— begin Extracted records —
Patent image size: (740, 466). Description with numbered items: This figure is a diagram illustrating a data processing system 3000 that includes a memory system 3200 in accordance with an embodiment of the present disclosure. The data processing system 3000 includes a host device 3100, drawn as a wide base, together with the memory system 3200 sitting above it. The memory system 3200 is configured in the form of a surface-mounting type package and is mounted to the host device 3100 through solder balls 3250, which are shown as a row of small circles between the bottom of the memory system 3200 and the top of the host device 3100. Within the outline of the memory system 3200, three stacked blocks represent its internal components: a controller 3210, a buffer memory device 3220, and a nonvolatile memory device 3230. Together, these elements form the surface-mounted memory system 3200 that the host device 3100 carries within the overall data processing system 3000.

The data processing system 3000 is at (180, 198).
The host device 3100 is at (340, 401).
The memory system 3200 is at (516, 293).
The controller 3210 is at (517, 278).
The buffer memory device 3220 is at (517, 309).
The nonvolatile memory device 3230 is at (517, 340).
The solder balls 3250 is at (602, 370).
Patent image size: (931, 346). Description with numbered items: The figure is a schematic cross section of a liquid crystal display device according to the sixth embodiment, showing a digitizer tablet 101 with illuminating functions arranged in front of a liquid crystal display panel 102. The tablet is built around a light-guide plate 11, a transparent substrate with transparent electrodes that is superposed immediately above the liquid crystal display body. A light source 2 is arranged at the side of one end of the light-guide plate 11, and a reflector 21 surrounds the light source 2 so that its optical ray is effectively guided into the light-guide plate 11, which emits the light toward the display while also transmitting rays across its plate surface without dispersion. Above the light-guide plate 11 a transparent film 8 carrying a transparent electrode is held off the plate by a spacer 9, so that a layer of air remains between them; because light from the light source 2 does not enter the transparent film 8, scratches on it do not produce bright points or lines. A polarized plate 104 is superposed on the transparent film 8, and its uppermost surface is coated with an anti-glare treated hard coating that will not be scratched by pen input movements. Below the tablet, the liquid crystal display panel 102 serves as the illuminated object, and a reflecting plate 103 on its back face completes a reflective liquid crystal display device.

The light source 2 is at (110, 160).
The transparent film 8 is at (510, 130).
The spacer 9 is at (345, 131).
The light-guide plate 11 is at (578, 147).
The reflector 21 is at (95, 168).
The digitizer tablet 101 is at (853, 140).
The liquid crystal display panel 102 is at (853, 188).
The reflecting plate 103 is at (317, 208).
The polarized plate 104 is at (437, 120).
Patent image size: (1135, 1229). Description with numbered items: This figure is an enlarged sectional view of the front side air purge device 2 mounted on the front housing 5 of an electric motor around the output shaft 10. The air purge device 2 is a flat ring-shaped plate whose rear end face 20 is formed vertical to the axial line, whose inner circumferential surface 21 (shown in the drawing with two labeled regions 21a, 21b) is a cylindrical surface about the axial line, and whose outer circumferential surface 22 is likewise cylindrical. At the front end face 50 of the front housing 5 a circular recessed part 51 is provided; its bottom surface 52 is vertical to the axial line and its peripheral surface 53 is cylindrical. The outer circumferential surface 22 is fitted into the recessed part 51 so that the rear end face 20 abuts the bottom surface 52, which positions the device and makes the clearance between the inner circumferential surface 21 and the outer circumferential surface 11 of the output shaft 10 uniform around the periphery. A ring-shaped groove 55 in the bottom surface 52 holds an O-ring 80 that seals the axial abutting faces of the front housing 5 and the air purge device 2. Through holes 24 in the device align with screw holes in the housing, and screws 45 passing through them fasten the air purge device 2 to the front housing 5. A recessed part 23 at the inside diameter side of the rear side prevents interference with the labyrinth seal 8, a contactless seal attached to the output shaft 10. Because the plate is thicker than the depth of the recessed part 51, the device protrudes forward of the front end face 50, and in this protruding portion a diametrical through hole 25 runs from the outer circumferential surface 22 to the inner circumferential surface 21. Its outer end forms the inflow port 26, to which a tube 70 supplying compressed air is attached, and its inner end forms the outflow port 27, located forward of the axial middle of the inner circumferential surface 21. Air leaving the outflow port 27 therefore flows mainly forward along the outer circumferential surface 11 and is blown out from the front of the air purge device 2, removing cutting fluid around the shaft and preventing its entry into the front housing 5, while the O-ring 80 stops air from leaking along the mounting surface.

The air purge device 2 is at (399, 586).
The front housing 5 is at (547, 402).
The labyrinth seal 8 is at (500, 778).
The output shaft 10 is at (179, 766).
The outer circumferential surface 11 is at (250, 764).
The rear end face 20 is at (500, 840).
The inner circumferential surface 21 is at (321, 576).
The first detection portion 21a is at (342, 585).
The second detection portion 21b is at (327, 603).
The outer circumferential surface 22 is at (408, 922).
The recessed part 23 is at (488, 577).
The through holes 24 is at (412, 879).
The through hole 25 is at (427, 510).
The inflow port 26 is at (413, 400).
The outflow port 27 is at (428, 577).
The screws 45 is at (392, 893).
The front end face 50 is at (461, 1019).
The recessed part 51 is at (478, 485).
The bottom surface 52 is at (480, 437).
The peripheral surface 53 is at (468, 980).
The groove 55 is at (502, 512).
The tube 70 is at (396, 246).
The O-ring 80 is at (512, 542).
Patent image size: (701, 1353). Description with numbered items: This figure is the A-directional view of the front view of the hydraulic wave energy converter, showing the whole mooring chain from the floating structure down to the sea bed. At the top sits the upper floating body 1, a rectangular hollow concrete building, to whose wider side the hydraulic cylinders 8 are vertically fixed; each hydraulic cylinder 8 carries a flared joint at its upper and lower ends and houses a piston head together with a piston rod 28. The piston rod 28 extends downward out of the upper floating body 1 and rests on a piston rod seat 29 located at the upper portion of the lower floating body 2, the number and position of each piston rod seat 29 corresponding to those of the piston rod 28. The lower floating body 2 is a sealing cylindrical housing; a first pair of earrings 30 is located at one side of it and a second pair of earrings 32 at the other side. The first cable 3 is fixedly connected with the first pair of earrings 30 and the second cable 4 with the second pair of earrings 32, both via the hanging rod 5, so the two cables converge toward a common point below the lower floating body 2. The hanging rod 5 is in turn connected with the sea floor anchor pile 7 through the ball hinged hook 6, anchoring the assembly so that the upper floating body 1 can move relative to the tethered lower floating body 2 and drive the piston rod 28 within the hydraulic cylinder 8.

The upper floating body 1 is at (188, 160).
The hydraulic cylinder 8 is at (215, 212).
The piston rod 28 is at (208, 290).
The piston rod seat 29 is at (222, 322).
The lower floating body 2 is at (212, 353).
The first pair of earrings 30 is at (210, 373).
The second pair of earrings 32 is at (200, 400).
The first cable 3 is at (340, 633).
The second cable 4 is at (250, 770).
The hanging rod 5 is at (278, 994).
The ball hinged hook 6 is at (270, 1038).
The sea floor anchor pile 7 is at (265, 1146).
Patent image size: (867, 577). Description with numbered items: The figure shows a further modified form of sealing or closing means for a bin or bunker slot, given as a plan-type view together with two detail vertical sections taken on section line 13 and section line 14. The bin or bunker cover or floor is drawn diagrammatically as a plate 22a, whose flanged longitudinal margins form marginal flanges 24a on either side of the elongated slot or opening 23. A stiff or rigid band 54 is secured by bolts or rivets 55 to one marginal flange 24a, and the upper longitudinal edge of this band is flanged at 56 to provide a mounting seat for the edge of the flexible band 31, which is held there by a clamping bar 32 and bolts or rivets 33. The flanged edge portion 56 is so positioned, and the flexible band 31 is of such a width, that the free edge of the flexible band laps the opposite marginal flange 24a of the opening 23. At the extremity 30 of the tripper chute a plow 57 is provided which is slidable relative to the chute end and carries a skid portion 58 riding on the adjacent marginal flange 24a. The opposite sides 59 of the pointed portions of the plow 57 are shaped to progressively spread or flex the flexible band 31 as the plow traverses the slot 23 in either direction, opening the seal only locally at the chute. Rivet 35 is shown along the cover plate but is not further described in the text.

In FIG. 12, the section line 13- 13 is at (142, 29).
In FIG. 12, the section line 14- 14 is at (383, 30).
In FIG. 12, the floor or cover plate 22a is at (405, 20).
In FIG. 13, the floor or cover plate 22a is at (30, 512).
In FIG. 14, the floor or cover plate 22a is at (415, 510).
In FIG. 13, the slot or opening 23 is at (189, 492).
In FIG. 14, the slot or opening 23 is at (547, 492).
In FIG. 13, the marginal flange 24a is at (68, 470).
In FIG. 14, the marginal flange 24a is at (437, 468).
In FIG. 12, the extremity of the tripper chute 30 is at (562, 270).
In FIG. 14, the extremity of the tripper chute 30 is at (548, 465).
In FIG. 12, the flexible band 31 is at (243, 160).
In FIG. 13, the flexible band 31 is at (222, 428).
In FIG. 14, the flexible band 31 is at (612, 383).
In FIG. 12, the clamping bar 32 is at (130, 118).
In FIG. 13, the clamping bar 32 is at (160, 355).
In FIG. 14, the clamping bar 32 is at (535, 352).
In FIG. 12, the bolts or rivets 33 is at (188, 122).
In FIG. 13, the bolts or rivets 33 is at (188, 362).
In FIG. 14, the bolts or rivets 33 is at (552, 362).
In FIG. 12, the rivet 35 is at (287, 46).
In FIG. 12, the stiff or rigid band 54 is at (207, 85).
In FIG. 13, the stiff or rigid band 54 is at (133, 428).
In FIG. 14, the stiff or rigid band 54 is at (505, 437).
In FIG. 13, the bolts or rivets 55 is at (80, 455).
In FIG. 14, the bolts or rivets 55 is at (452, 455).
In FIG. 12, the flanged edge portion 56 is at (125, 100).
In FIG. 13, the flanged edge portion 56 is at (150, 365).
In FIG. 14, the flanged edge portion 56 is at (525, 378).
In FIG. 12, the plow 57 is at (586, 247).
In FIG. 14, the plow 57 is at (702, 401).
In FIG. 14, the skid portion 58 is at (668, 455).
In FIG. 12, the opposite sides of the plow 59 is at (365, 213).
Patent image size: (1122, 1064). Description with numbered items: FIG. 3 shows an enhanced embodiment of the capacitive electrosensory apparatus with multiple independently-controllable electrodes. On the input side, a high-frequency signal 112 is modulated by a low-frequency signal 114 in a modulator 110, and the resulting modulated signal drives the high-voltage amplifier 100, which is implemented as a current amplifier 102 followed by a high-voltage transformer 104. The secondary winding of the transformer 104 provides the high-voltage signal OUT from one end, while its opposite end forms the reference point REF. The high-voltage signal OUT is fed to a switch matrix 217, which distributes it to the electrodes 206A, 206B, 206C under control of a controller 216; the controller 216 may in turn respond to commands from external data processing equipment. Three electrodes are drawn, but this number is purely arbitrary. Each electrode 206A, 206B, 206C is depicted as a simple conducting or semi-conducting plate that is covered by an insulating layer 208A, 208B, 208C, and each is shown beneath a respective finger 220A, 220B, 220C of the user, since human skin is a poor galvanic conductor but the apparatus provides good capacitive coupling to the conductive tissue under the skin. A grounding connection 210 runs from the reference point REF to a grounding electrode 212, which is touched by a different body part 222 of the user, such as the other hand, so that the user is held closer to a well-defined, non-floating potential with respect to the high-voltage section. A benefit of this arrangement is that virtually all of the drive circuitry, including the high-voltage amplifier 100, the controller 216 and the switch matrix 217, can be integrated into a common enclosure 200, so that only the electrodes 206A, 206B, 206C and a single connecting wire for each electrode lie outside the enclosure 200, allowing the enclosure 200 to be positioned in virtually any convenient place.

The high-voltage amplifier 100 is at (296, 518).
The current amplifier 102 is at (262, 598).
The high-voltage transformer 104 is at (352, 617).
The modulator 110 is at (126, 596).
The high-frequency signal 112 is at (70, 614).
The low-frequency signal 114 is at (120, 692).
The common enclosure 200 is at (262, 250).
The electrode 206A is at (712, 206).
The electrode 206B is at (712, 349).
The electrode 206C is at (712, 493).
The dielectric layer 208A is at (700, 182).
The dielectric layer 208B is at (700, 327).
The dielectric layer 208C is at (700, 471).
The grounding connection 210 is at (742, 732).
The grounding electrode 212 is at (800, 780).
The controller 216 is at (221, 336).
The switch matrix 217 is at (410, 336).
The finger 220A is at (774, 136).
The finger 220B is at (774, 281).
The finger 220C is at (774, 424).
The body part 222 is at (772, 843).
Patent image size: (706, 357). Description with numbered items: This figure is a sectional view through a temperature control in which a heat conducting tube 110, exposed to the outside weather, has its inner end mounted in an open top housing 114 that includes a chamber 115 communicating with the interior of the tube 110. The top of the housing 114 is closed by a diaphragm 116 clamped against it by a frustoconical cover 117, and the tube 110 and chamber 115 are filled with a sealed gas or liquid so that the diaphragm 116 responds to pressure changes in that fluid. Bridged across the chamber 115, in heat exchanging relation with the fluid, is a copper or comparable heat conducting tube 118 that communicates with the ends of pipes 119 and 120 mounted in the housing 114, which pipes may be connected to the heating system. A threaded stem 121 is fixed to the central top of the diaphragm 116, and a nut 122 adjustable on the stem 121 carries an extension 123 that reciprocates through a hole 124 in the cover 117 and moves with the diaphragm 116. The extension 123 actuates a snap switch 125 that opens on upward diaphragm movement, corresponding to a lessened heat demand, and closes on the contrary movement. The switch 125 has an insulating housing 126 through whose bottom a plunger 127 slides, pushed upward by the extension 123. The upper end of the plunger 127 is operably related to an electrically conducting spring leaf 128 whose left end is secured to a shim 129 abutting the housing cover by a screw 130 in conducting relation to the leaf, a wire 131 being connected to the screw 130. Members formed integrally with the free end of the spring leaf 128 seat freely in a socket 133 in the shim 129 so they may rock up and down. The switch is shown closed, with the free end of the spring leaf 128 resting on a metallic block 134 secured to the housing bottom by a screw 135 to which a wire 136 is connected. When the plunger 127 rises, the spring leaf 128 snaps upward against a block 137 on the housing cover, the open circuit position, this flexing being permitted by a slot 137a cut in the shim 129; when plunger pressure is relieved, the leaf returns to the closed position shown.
— end Extracted records —
**Directions**
Reproduce the data above word for word, from its first line through the line containing "The buffer memory", including that line.

**Full answer**
Patent image size: (740, 466). Description with numbered items: This figure is a diagram illustrating a data processing system 3000 that includes a memory system 3200 in accordance with an embodiment of the present disclosure. The data processing system 3000 includes a host device 3100, drawn as a wide base, together with the memory system 3200 sitting above it. The memory system 3200 is configured in the form of a surface-mounting type package and is mounted to the host device 3100 through solder balls 3250, which are shown as a row of small circles between the bottom of the memory system 3200 and the top of the host device 3100. Within the outline of the memory system 3200, three stacked blocks represent its internal components: a controller 3210, a buffer memory device 3220, and a nonvolatile memory device 3230. Together, these elements form the surface-mounted memory system 3200 that the host device 3100 carries within the overall data processing system 3000.

The data processing system 3000 is at (180, 198).
The host device 3100 is at (340, 401).
The memory system 3200 is at (516, 293).
The controller 3210 is at (517, 278).
The buffer memory device 3220 is at (517, 309).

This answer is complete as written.